═══ Entries provided

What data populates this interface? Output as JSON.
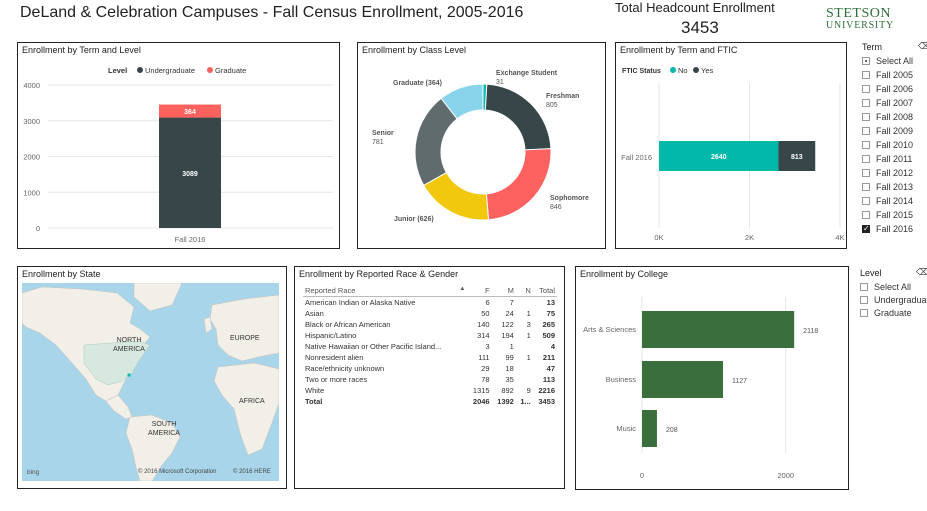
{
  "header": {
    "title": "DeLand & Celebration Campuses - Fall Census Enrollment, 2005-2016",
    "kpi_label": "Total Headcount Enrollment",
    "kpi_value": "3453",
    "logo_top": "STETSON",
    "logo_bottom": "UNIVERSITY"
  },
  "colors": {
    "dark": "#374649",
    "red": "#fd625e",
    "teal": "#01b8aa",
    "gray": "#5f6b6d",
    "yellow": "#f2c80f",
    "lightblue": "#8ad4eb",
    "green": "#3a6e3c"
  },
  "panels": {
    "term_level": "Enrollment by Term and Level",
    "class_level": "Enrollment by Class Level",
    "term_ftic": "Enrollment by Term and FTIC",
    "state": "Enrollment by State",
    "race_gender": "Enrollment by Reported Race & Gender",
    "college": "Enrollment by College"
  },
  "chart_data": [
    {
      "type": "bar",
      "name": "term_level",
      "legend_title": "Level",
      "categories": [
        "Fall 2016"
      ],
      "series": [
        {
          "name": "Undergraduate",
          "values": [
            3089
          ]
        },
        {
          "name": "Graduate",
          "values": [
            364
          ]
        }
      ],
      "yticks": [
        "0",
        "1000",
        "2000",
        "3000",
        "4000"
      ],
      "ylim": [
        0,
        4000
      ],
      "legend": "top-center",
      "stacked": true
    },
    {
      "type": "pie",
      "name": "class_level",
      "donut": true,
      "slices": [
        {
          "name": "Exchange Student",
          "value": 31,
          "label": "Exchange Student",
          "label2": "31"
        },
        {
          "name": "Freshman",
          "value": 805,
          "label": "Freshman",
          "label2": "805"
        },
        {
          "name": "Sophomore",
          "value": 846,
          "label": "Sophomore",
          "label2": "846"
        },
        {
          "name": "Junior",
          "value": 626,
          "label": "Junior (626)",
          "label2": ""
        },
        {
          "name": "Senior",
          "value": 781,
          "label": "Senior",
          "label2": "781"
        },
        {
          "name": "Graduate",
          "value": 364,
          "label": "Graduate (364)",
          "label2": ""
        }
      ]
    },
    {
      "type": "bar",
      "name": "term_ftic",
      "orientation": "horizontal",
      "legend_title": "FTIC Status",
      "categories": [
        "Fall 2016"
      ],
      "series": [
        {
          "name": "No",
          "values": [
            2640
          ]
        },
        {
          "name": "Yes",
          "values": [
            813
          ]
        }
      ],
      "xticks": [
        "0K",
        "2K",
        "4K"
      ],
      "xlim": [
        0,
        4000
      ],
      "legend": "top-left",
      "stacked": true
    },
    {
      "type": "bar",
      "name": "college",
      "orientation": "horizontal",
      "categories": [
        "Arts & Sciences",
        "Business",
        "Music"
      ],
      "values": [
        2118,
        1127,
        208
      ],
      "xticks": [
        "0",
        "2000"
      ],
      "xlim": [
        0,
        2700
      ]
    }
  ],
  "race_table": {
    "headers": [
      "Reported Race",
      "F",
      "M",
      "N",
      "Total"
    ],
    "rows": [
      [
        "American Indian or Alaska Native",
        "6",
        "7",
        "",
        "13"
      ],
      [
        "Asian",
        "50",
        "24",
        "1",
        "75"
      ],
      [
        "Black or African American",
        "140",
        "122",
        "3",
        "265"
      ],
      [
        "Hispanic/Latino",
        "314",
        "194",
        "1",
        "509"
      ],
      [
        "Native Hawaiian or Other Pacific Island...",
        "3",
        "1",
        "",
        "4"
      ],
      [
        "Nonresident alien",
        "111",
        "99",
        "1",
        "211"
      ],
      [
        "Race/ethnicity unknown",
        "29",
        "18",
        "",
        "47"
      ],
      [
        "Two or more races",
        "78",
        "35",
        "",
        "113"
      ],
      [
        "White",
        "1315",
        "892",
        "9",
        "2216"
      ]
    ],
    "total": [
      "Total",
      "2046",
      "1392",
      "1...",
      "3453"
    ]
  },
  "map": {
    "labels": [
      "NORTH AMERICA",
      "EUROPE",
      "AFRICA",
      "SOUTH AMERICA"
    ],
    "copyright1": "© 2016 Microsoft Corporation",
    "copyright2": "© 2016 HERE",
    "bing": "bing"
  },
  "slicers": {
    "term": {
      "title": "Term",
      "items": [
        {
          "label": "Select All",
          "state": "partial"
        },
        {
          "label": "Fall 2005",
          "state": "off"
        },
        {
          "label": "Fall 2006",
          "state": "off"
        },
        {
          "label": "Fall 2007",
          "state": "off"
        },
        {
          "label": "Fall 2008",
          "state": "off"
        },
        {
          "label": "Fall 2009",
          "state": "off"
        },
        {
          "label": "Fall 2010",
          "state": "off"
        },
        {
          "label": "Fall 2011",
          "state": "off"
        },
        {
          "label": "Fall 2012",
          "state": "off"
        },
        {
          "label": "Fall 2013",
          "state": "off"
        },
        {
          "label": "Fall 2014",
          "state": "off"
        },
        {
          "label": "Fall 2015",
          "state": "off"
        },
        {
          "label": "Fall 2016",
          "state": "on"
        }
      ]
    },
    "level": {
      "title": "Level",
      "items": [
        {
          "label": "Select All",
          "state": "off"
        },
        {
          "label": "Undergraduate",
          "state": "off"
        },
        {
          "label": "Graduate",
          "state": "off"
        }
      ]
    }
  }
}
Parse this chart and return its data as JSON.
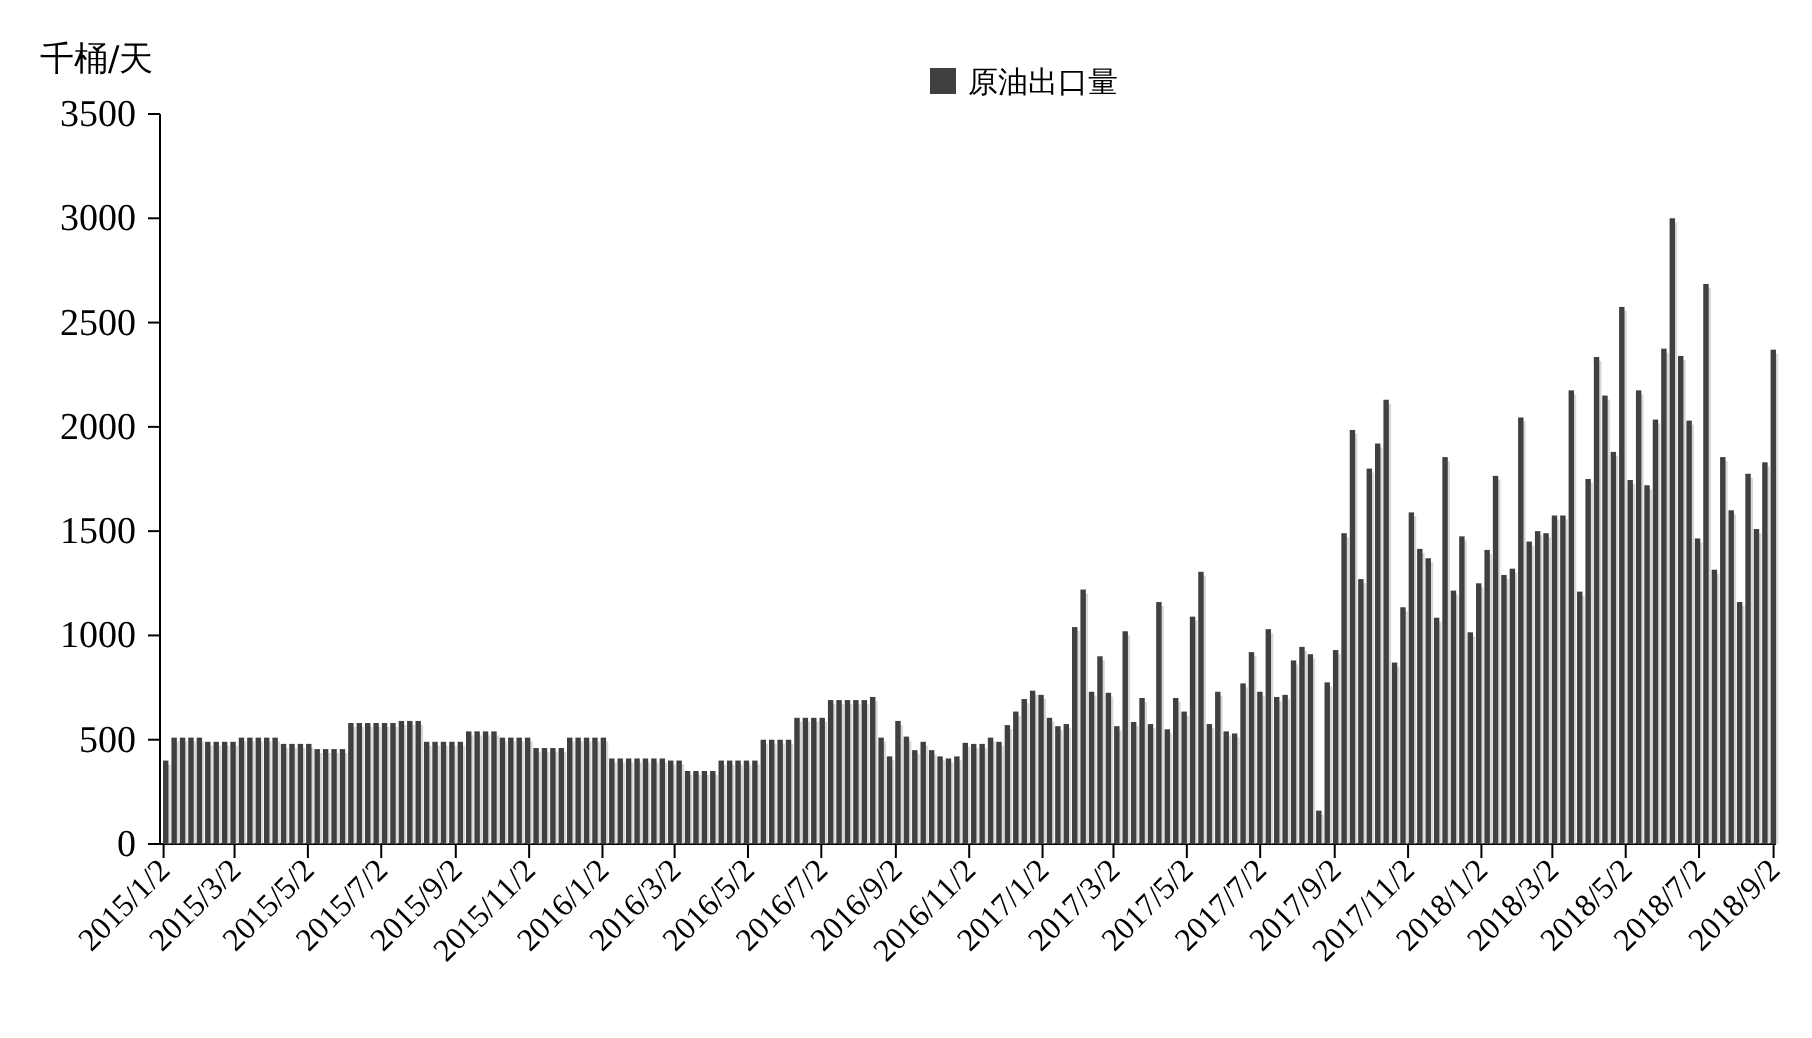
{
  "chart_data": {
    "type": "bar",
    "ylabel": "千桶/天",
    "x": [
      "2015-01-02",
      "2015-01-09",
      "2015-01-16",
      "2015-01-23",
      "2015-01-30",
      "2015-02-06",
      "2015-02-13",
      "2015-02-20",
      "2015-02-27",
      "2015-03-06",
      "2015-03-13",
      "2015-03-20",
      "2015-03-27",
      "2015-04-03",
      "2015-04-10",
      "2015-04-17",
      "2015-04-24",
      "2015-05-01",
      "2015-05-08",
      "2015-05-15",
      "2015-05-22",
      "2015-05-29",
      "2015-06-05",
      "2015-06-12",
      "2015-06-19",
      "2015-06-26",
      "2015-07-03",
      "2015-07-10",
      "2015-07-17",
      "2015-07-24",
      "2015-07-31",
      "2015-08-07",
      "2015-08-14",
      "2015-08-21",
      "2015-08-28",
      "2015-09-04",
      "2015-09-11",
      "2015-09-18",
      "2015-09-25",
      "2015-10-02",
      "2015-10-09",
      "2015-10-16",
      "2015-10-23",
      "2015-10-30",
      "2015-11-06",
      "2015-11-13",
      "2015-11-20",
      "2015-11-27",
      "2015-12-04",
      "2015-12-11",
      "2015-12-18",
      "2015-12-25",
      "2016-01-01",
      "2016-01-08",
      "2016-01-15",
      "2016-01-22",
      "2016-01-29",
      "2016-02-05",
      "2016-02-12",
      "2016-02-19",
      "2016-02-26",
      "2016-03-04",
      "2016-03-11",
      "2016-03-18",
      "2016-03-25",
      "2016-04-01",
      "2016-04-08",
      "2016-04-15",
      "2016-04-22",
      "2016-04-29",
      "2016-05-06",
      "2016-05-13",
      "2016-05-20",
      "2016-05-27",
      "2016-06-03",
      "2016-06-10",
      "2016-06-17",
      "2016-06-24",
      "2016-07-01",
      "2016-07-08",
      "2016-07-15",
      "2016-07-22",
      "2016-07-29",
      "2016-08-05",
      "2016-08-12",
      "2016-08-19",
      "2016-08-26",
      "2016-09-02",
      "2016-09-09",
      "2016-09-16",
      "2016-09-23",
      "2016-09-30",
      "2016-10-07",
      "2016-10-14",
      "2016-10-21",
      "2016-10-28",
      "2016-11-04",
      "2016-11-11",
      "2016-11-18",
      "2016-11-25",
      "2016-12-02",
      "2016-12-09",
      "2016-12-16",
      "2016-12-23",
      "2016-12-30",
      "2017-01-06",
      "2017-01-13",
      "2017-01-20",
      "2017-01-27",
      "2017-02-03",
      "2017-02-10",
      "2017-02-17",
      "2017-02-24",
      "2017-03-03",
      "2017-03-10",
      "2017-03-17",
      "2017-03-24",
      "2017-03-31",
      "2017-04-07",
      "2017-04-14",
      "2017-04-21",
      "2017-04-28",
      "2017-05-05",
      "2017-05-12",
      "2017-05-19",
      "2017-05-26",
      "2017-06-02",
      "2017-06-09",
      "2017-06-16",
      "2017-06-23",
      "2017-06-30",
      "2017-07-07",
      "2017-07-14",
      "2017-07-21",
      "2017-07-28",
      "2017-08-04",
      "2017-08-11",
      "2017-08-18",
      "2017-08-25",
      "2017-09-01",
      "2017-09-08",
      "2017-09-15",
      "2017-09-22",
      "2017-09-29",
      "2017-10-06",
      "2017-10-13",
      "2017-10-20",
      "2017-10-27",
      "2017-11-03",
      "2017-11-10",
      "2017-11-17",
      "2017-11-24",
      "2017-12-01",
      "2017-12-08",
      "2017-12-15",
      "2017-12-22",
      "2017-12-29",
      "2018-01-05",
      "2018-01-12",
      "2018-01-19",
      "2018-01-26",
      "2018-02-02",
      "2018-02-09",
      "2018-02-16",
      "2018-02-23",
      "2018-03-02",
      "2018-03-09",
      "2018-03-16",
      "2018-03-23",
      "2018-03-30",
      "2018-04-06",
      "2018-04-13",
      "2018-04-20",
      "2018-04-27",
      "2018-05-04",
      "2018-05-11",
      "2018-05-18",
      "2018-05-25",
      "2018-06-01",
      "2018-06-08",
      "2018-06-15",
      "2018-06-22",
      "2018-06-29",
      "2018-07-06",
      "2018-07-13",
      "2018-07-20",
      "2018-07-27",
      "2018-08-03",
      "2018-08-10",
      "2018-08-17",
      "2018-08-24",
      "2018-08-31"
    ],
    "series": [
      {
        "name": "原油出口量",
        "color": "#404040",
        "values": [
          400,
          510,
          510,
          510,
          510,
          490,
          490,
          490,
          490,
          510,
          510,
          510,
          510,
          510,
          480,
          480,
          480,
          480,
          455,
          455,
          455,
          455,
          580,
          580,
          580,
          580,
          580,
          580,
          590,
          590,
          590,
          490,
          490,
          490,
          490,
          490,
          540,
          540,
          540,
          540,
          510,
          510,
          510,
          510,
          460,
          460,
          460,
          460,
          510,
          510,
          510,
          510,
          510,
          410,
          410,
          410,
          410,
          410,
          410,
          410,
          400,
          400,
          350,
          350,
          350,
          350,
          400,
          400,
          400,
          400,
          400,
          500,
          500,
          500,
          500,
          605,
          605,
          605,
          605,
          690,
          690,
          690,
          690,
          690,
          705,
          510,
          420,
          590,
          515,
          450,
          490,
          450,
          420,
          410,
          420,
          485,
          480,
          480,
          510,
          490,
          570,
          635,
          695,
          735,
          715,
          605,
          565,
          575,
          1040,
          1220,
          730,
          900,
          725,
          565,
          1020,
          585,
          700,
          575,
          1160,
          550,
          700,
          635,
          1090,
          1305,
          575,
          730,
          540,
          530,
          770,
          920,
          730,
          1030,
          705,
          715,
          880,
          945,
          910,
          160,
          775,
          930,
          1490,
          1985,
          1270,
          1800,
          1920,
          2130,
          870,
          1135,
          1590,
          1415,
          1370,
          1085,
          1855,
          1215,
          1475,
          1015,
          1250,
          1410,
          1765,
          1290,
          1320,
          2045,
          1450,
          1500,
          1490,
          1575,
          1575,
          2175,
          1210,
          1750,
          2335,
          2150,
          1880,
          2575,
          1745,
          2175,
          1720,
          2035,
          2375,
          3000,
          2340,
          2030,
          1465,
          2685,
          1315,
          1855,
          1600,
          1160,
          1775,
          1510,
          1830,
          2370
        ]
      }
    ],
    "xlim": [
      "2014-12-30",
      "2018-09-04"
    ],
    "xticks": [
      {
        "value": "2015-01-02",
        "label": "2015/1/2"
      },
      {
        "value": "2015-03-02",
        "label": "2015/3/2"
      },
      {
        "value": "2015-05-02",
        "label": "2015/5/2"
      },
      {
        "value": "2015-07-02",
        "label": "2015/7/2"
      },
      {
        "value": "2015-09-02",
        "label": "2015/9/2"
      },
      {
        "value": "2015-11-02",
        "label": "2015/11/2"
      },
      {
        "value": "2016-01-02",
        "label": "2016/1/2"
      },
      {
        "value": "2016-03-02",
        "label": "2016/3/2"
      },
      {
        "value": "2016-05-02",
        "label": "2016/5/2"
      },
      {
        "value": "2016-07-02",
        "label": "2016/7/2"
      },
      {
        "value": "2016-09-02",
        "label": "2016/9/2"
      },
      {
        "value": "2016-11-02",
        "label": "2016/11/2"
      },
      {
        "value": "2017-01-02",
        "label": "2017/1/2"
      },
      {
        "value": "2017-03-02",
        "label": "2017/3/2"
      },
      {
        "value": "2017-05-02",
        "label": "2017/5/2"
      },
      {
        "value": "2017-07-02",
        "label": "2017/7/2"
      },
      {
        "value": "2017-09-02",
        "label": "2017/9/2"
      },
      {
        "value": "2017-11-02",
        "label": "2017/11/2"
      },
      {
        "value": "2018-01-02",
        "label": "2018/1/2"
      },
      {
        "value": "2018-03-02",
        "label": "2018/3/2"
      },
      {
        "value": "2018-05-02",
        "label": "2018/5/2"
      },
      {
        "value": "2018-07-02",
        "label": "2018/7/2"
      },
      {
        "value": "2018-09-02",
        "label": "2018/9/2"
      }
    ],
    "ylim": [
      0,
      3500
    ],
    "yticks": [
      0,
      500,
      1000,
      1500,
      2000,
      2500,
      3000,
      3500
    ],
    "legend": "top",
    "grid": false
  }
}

══════

*Objective*
Write out every line of the entries that holds the word "Native".

*Final result*
        "American Indian or Alaska Native",
        "Native Hawaiian or Other Pacific Island...",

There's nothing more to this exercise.